## EXERCISE MATERIALS
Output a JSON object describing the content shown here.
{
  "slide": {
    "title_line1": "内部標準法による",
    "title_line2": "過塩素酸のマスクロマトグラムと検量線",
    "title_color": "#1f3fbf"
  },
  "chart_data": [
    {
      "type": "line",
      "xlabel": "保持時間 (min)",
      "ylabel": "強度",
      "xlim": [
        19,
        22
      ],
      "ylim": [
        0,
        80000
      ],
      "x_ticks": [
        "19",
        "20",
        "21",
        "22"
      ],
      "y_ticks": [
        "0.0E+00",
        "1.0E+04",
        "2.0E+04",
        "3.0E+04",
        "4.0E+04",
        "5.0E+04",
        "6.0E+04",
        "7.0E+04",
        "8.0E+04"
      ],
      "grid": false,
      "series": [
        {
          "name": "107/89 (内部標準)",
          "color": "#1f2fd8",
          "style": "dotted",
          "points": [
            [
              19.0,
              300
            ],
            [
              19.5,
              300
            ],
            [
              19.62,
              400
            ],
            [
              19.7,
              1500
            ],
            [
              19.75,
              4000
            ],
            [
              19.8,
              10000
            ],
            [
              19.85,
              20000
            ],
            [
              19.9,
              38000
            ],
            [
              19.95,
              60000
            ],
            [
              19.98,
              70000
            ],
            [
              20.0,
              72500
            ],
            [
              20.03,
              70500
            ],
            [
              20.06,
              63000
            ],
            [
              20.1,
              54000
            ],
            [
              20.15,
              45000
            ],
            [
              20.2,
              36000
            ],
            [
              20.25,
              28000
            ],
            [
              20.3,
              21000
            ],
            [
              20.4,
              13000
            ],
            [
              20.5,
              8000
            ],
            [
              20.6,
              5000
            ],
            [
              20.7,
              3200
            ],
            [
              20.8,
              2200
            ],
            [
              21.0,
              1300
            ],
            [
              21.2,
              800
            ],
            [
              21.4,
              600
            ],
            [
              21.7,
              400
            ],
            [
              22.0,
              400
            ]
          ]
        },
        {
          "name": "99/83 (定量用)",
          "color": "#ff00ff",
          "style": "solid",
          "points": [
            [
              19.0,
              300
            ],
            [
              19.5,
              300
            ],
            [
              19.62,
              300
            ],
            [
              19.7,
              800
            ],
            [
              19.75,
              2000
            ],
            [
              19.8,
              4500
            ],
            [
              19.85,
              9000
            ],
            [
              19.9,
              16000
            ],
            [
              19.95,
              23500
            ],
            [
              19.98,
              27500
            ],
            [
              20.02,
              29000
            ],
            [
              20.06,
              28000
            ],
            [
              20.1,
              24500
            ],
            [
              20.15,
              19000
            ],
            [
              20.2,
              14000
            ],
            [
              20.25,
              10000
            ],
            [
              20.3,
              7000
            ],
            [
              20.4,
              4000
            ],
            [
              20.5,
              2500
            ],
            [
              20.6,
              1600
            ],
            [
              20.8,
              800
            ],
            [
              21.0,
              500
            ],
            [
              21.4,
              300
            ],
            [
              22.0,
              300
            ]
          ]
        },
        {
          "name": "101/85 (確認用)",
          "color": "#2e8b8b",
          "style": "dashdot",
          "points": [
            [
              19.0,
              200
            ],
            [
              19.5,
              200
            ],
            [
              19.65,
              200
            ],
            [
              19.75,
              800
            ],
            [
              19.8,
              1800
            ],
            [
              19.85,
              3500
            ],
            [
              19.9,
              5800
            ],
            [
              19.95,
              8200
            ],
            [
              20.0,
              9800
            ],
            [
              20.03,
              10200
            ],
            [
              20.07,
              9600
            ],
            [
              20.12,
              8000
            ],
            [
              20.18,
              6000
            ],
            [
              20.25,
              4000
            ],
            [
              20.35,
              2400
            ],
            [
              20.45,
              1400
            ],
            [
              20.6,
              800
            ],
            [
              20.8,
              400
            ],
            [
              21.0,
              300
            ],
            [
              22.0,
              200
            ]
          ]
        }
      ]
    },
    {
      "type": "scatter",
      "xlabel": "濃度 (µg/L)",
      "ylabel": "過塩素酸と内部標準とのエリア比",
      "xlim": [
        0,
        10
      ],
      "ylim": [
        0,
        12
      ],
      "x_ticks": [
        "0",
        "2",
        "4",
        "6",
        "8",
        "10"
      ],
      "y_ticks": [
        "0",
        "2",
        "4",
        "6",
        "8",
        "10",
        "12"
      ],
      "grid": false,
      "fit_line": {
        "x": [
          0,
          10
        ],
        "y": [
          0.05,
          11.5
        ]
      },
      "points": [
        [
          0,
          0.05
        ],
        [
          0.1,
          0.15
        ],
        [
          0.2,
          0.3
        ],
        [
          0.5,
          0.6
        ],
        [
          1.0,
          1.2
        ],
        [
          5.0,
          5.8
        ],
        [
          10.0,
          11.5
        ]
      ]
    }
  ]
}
* * *
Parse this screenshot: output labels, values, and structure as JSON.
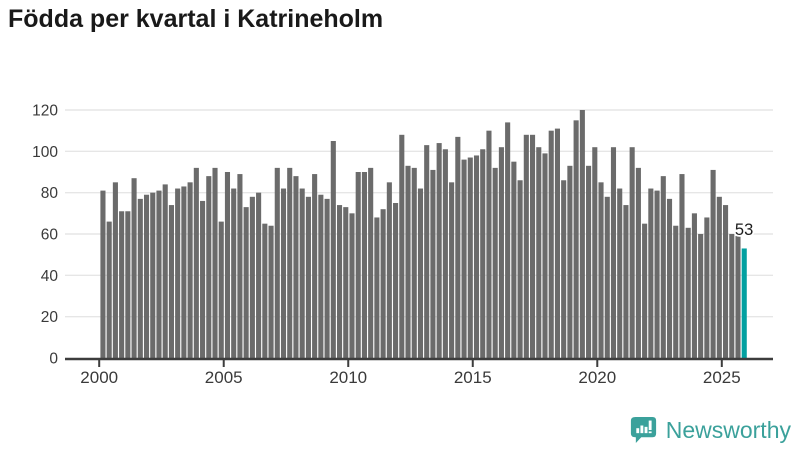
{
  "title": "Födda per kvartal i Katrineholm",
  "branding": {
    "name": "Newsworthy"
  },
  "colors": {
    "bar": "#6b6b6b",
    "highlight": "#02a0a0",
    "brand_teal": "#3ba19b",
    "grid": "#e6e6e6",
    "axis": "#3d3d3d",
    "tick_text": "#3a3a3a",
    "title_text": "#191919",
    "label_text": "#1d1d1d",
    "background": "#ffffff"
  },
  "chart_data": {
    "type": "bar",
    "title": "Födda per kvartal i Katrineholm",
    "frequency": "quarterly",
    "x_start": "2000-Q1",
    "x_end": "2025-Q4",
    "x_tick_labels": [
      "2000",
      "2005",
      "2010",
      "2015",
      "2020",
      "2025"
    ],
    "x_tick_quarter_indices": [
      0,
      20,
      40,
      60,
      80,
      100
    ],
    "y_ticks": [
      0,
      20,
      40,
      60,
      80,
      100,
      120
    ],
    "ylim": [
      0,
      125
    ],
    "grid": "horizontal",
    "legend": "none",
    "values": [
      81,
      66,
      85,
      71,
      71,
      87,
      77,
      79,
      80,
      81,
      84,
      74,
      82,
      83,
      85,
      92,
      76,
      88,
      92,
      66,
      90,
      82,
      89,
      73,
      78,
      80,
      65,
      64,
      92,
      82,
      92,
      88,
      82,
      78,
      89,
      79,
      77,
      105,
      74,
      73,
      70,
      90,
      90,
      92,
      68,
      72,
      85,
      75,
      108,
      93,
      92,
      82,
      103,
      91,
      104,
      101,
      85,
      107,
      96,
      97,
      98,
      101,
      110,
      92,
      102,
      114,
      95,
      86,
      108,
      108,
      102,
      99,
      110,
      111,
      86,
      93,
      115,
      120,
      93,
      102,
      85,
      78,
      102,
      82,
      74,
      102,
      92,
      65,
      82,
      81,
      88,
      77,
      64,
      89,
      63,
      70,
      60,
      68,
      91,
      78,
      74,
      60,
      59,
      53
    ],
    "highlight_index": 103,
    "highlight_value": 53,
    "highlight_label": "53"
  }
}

## GIVEN REQUEST
Copy every line above that holds the word "name".

## EXERCISE RESPONSE
          "name": "107/89 (内部標準)",
          "name": "99/83 (定量用)",
          "name": "101/85 (確認用)",
    "name": "Newsworthy"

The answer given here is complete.